In the entries that follow, find the word "this" and report each line it is on.

Dataset excerpt:
──────────────────────────────
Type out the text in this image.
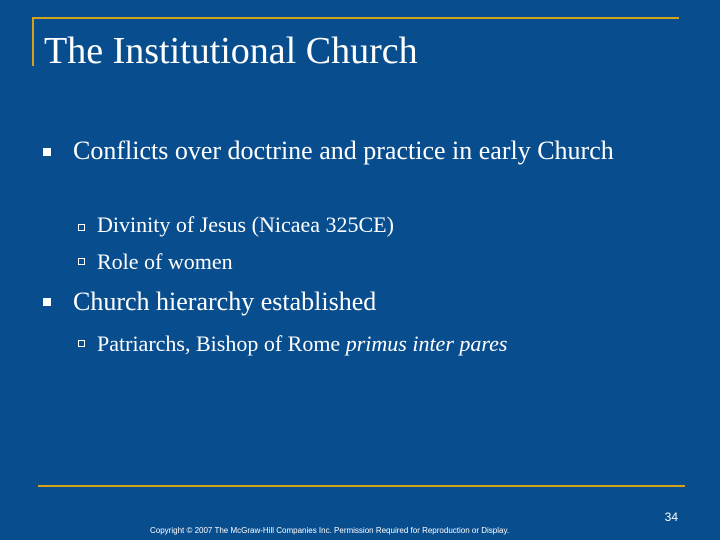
The Institutional Church
Conflicts over doctrine and practice in early Church
Divinity of Jesus (Nicaea 325CE)
Role of women
Church hierarchy established
Patriarchs, Bishop of Rome primus inter pares
34
Copyright © 2007 The McGraw-Hill Companies Inc. Permission Required for Reproduction or Display.
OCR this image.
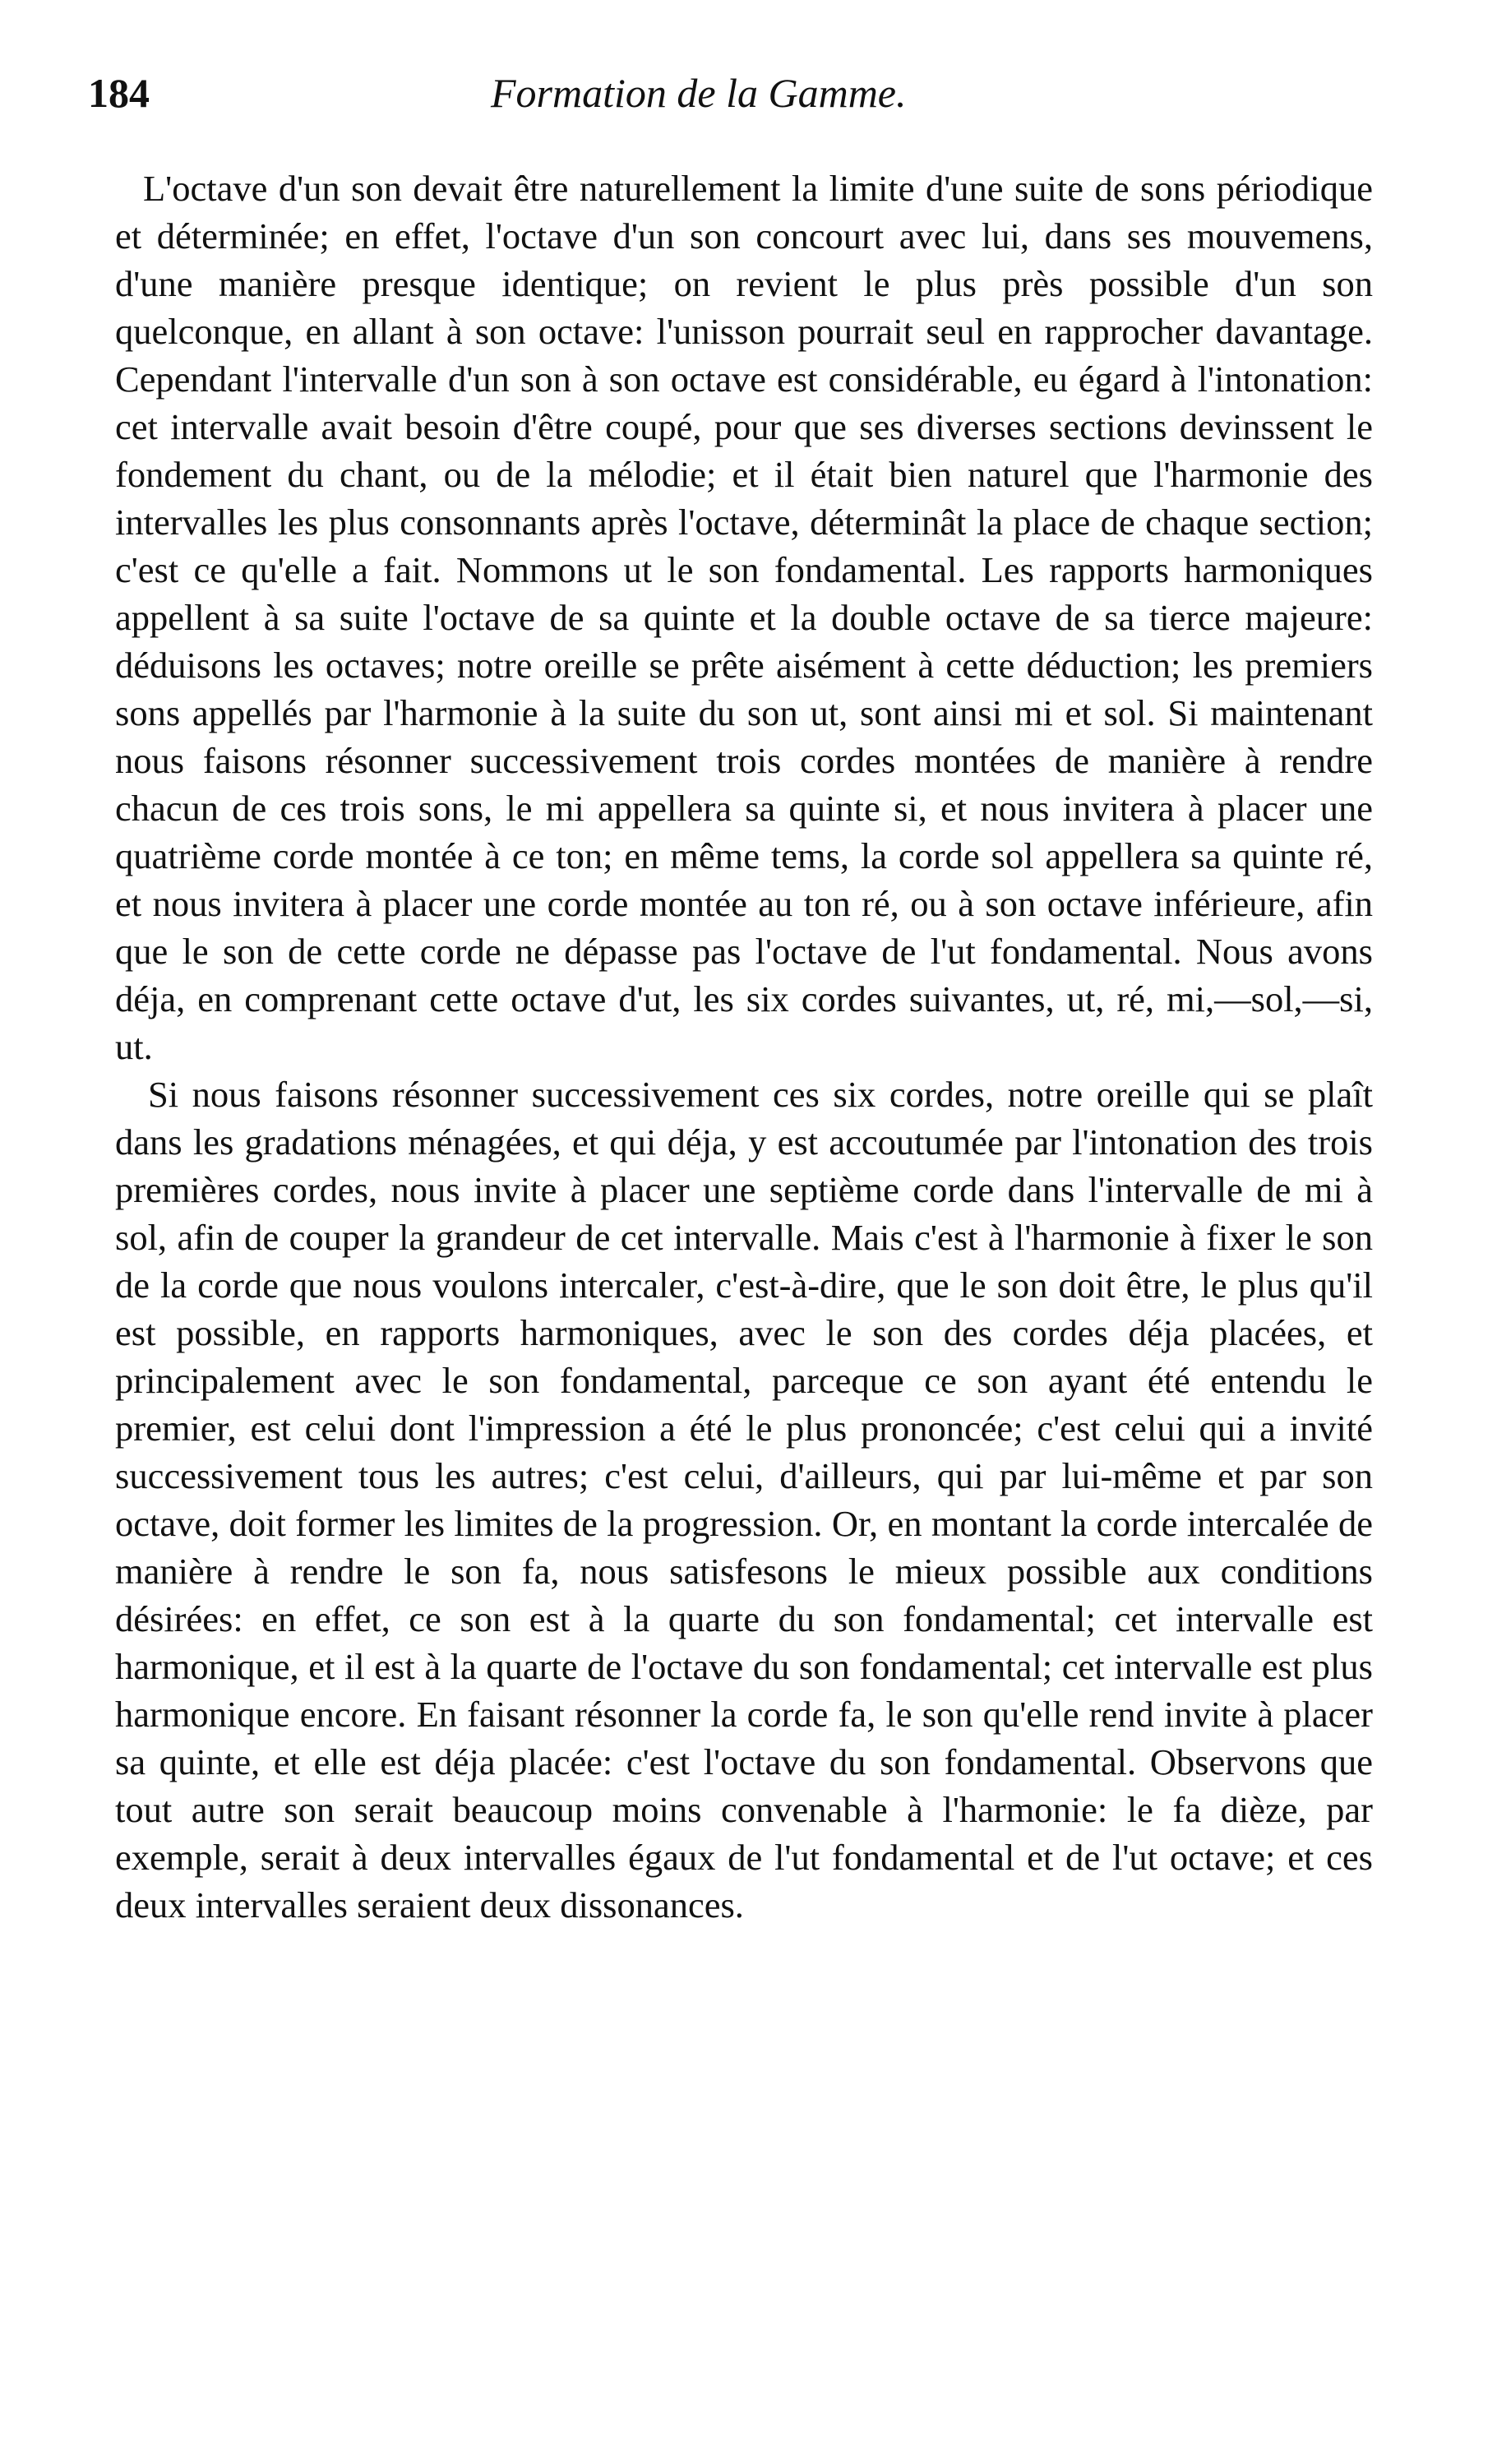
184	Formation de la Gamme.

L'octave d'un son devait être naturellement la limite d'une suite de sons périodique et déterminée; en effet, l'octave d'un son concourt avec lui, dans ses mouvemens, d'une manière presque identique; on revient le plus près possible d'un son quelconque, en allant à son octave: l'unisson pourrait seul en rapprocher davantage. Cependant l'intervalle d'un son à son octave est considérable, eu égard à l'intonation: cet intervalle avait besoin d'être coupé, pour que ses diverses sections devinssent le fondement du chant, ou de la mélodie; et il était bien naturel que l'harmonie des intervalles les plus consonnants après l'octave, déterminât la place de chaque section; c'est ce qu'elle a fait. Nommons ut le son fondamental. Les rapports harmoniques appellent à sa suite l'octave de sa quinte et la double octave de sa tierce majeure: déduisons les octaves; notre oreille se prête aisément à cette déduction; les premiers sons appellés par l'harmonie à la suite du son ut, sont ainsi mi et sol. Si maintenant nous faisons résonner successivement trois cordes montées de manière à rendre chacun de ces trois sons, le mi appellera sa quinte si, et nous invitera à placer une quatrième corde montée à ce ton; en même tems, la corde sol appellera sa quinte ré, et nous invitera à placer une corde montée au ton ré, ou à son octave inférieure, afin que le son de cette corde ne dépasse pas l'octave de l'ut fondamental. Nous avons déja, en comprenant cette octave d'ut, les six cordes suivantes, ut, ré, mi,—sol,—si, ut.

Si nous faisons résonner successivement ces six cordes, notre oreille qui se plaît dans les gradations ménagées, et qui déja, y est accoutumée par l'intonation des trois premières cordes, nous invite à placer une septième corde dans l'intervalle de mi à sol, afin de couper la grandeur de cet intervalle. Mais c'est à l'harmonie à fixer le son de la corde que nous voulons intercaler, c'est-à-dire, que le son doit être, le plus qu'il est possible, en rapports harmoniques, avec le son des cordes déja placées, et principalement avec le son fondamental, parceque ce son ayant été entendu le premier, est celui dont l'impression a été le plus prononcée; c'est celui qui a invité successivement tous les autres; c'est celui, d'ailleurs, qui par lui-même et par son octave, doit former les limites de la progression. Or, en montant la corde intercalée de manière à rendre le son fa, nous satisfesons le mieux possible aux conditions désirées: en effet, ce son est à la quarte du son fondamental; cet intervalle est harmonique, et il est à la quarte de l'octave du son fondamental; cet intervalle est plus harmonique encore. En faisant résonner la corde fa, le son qu'elle rend invite à placer sa quinte, et elle est déja placée: c'est l'octave du son fondamental. Observons que tout autre son serait beaucoup moins convenable à l'harmonie: le fa dièze, par exemple, serait à deux intervalles égaux de l'ut fondamental et de l'ut octave; et ces deux intervalles seraient deux dissonances.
──────────────────────────────
Task result:
Type out the text in this image.
OCR this image.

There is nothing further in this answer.